Directions for this task - Give the data below again exactly as it stands. Omit the pictures.

Data records:
================================

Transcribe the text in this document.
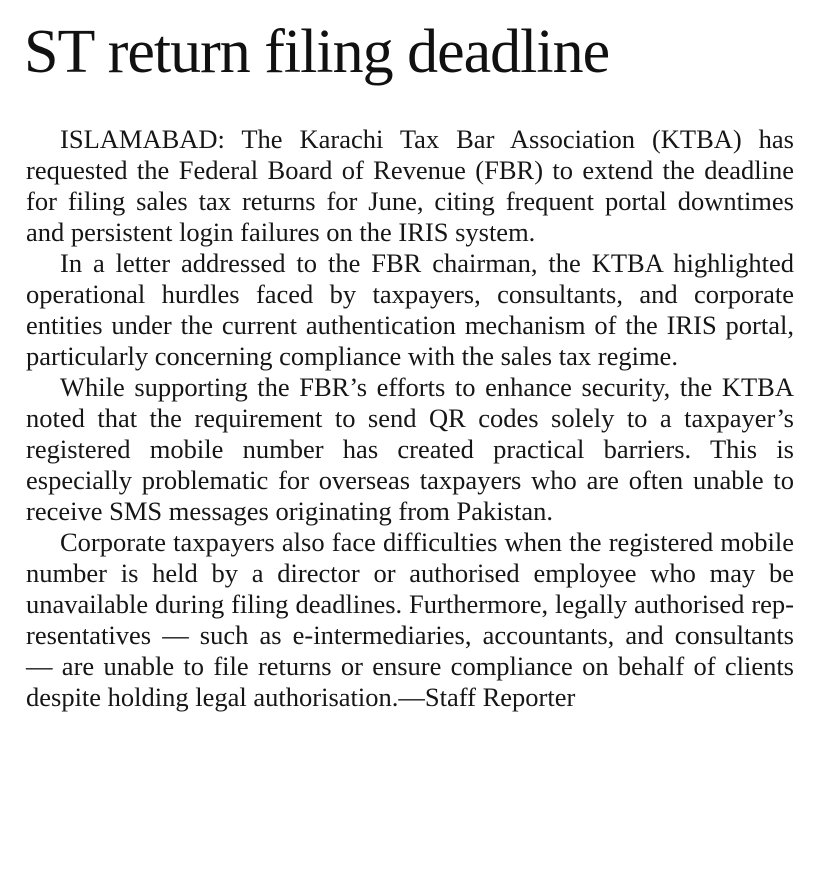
ST return filing deadline

ISLAMABAD: The Karachi Tax Bar Association (KTBA) has requested the Federal Board of Revenue (FBR) to extend the deadline for filing sales tax returns for June, citing frequent portal downtimes and persistent login failures on the IRIS system.

In a letter addressed to the FBR chairman, the KTBA highlighted operational hurdles faced by taxpayers, consultants, and corporate entities under the current authentication mechanism of the IRIS portal, particularly concerning compliance with the sales tax regime.

While supporting the FBR’s efforts to enhance security, the KTBA noted that the requirement to send QR codes solely to a taxpayer’s registered mobile number has created practical barriers. This is especially problematic for overseas taxpayers who are often unable to receive SMS messages originating from Pakistan.

Corporate taxpayers also face difficulties when the registered mobile number is held by a director or authorised employee who may be unavailable during filing deadlines. Furthermore, legally authorised representatives — such as e-intermediaries, accountants, and consultants — are unable to file returns or ensure compliance on behalf of clients despite holding legal authorisation.—Staff Reporter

================================

Exercise solution -
Transcribe the text in this document.
ST return filing deadline

ISLAMABAD: The Karachi Tax Bar Association (KTBA) has requested the Federal Board of Revenue (FBR) to extend the deadline for filing sales tax returns for June, citing frequent portal downtimes and persistent login failures on the IRIS system.

In a letter addressed to the FBR chairman, the KTBA highlighted operational hurdles faced by taxpayers, consultants, and corporate entities under the current authentication mechanism of the IRIS portal, particularly concerning compliance with the sales tax regime.

While supporting the FBR’s efforts to enhance security, the KTBA noted that the requirement to send QR codes solely to a taxpayer’s registered mobile number has created practical barriers. This is especially problematic for overseas taxpayers who are often unable to receive SMS messages originating from Pakistan.

Corporate taxpayers also face difficulties when the registered mobile number is held by a director or authorised employee who may be unavailable during filing deadlines. Furthermore, legally authorised representatives — such as e-intermediaries, accountants, and consultants — are unable to file returns or ensure compliance on behalf of clients despite holding legal authorisation.—Staff Reporter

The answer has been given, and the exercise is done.